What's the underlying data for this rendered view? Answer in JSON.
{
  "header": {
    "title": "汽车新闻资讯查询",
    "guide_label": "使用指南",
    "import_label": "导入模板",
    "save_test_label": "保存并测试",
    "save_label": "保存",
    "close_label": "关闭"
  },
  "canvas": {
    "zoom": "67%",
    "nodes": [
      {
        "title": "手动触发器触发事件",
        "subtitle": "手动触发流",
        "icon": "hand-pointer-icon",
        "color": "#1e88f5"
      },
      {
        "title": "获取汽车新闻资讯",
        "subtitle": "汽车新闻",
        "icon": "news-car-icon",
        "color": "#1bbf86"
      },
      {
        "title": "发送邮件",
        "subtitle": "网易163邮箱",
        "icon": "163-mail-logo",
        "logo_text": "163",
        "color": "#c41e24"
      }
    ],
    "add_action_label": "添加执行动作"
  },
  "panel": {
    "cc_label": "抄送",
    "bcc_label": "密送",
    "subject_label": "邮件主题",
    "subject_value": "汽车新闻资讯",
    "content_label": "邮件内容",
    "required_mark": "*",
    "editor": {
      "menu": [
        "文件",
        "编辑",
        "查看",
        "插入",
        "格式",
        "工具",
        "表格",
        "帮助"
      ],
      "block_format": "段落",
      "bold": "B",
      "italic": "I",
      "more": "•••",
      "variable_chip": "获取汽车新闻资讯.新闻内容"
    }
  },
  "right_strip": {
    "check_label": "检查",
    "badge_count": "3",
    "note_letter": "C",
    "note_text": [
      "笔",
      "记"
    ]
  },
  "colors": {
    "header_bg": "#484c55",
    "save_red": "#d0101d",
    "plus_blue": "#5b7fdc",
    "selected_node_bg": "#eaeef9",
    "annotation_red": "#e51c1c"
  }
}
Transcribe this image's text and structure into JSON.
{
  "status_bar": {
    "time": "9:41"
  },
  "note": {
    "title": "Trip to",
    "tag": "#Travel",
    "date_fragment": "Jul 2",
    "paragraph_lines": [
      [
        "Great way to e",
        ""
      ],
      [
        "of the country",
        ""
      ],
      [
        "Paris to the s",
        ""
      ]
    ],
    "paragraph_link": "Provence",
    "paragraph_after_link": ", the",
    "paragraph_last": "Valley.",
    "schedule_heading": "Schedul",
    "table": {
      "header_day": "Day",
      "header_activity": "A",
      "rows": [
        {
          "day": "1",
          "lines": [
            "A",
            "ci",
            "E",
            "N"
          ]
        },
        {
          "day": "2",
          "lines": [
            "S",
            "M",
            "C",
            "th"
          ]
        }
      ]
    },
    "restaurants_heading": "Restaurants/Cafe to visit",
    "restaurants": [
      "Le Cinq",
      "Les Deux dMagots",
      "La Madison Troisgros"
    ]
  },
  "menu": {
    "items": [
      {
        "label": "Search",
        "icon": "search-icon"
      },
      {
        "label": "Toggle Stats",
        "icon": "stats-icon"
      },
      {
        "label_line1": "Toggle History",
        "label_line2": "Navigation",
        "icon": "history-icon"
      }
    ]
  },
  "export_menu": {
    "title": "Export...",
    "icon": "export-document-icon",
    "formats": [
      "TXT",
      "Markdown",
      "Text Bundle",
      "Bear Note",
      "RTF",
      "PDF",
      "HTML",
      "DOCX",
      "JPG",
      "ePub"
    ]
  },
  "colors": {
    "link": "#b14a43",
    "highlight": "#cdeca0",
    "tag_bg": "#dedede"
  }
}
• • • • •
- [EXERCISE PROMPT]:
Where a line in the material above holds "icon", copy that line.

- [EXERCISE SOLUTION]:
        "icon": "hand-pointer-icon",
        "icon": "news-car-icon",
        "icon": "163-mail-logo",
        "icon": "search-icon"
        "icon": "stats-icon"
        "icon": "history-icon"
    "icon": "export-document-icon",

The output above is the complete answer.